Raw records

++++++++++

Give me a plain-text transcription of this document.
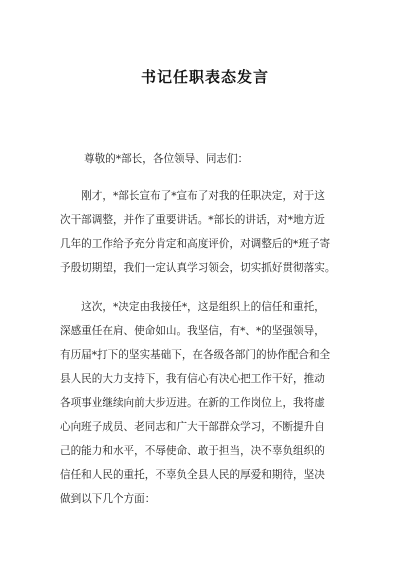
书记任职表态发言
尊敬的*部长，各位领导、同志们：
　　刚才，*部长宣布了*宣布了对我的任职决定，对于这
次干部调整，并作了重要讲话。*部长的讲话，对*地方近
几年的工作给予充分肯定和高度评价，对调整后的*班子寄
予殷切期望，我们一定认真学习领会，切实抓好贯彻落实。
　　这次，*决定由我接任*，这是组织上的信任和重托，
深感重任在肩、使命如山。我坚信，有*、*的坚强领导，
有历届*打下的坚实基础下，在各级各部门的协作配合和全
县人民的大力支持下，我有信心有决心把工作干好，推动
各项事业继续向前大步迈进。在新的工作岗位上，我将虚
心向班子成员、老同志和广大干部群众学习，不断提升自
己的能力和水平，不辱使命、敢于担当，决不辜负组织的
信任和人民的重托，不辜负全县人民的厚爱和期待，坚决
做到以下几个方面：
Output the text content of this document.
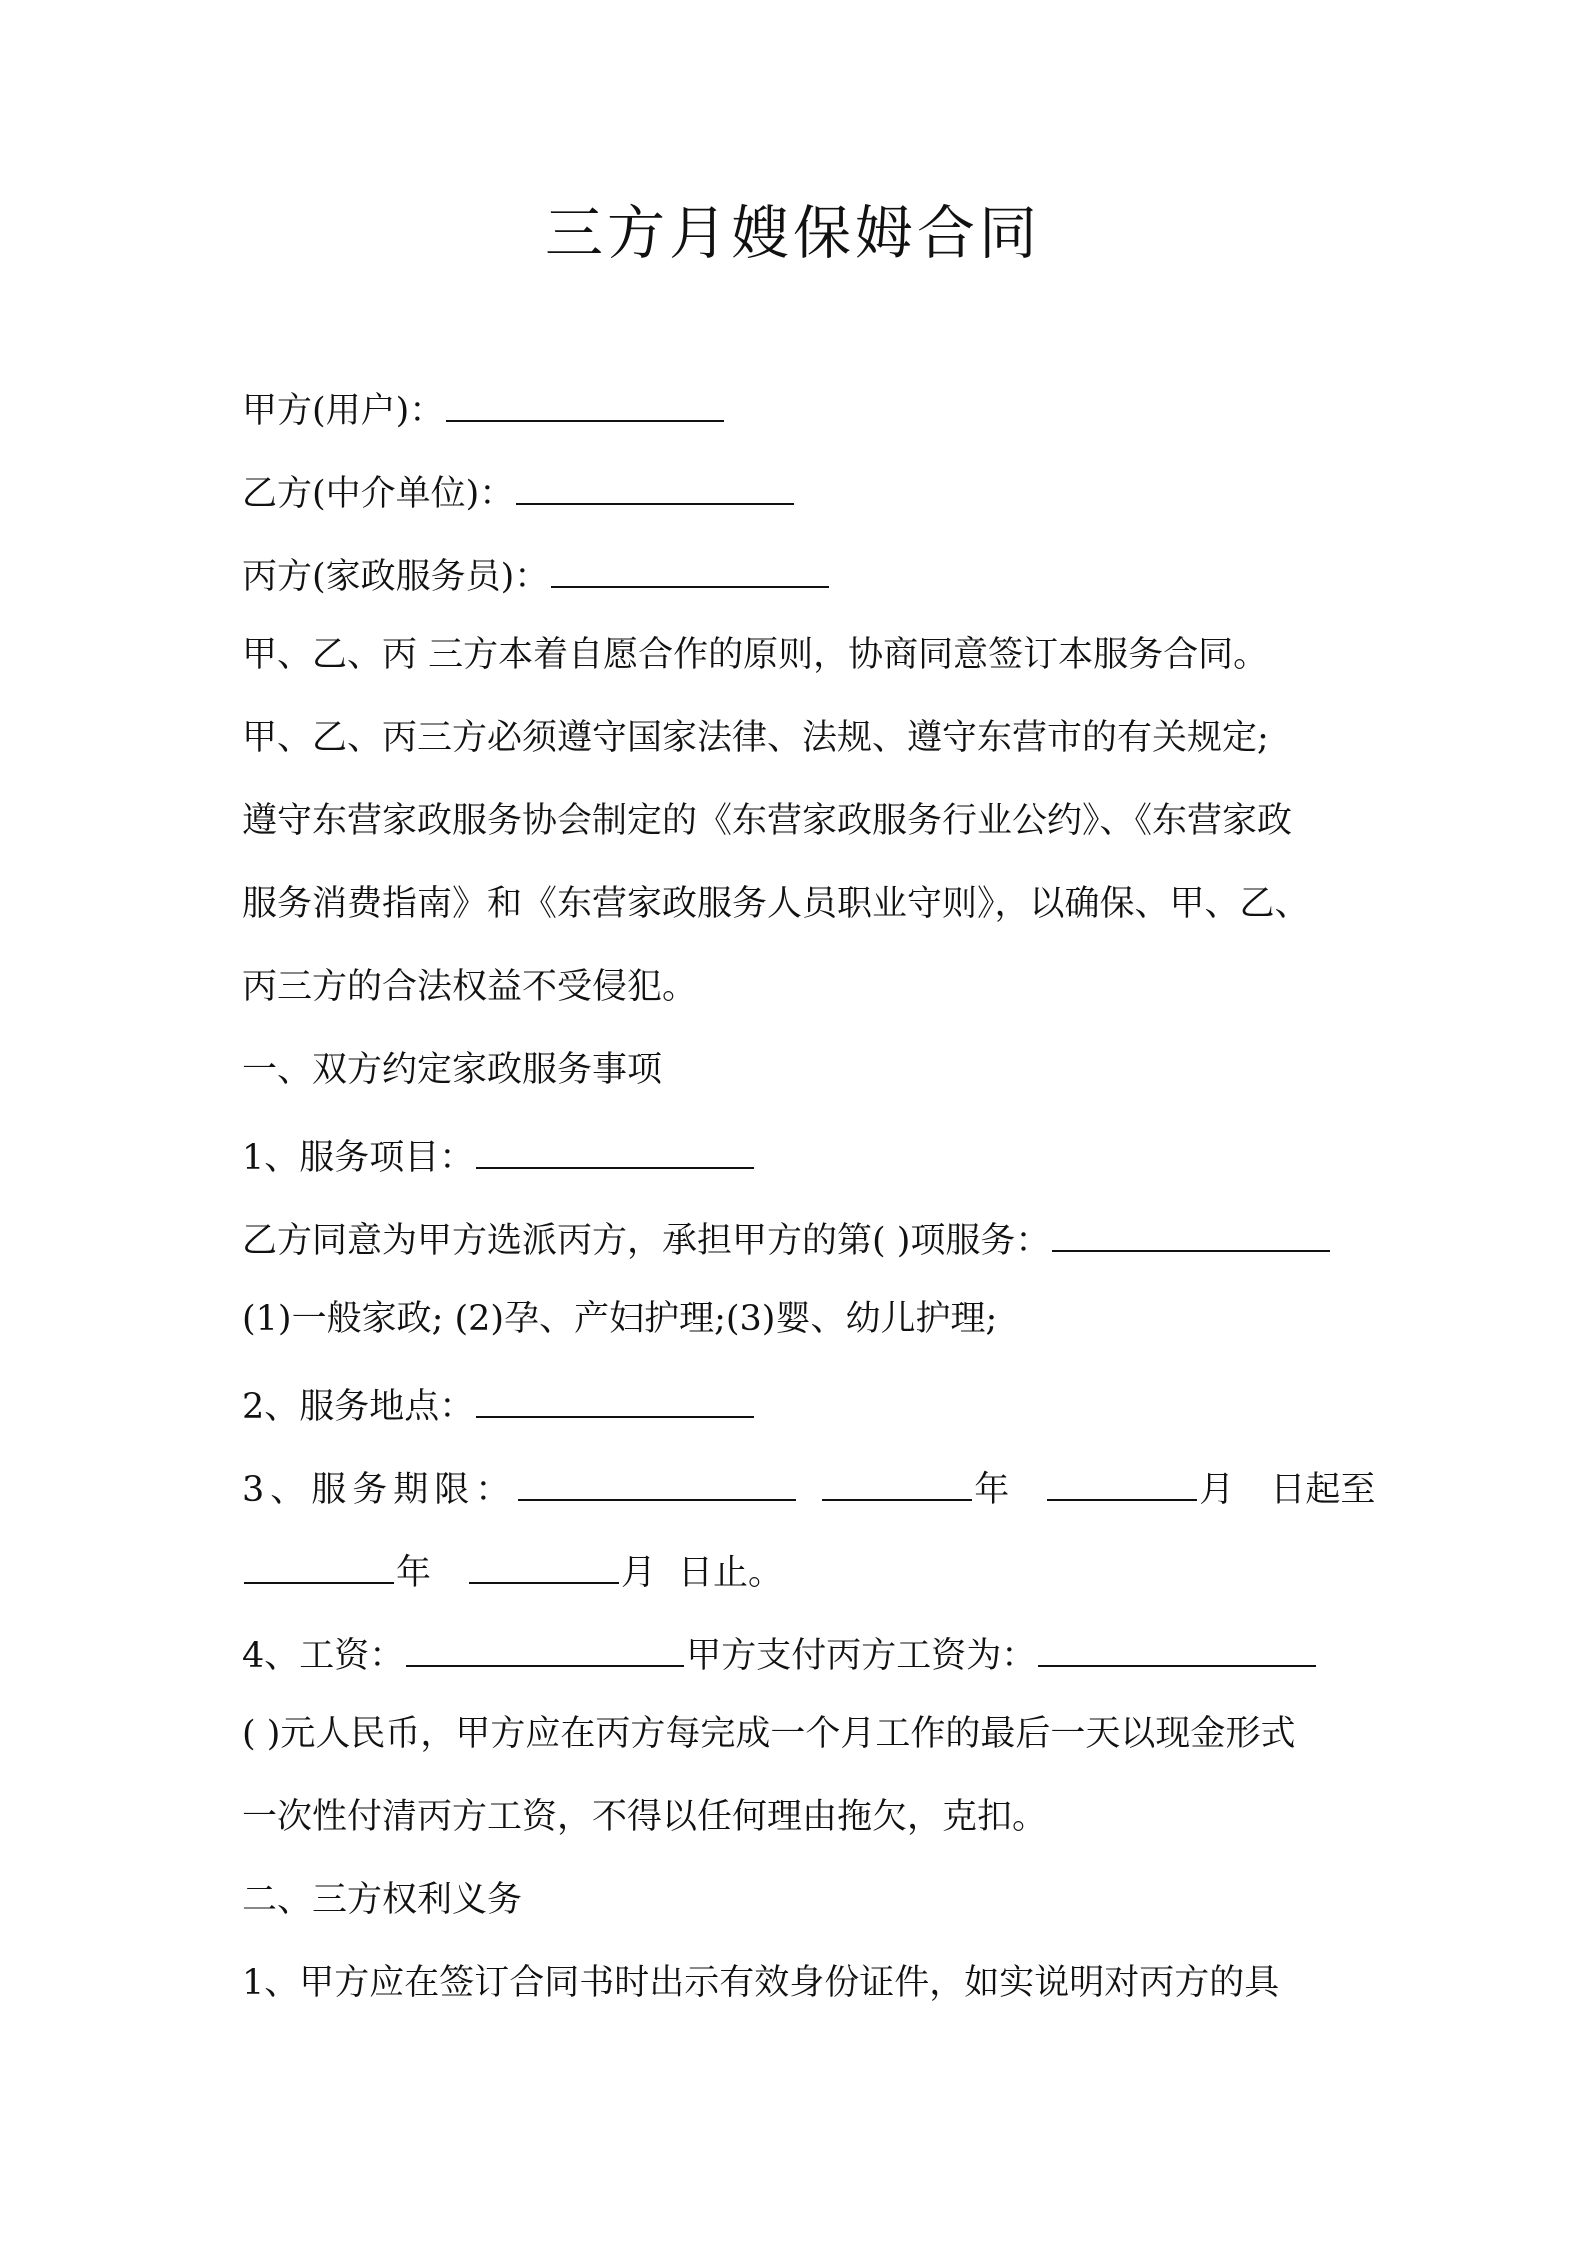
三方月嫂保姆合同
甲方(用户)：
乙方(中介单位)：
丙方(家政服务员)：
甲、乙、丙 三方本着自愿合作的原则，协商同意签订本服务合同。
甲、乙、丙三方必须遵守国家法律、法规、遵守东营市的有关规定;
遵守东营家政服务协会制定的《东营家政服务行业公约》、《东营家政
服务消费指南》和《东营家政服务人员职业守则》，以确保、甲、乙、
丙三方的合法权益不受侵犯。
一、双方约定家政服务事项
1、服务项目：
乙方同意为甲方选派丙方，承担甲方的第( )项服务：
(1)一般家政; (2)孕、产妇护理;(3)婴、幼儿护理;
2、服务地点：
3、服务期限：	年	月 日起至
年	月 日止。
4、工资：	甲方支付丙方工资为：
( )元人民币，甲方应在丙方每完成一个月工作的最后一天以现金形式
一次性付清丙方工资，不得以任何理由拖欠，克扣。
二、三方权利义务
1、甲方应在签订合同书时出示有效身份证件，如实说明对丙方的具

++++++++++

Given instruction: Return only those lines of the records that contain the string "this".

Solution:
Give me a plain-text transcription of this document.
Output the text content of this document.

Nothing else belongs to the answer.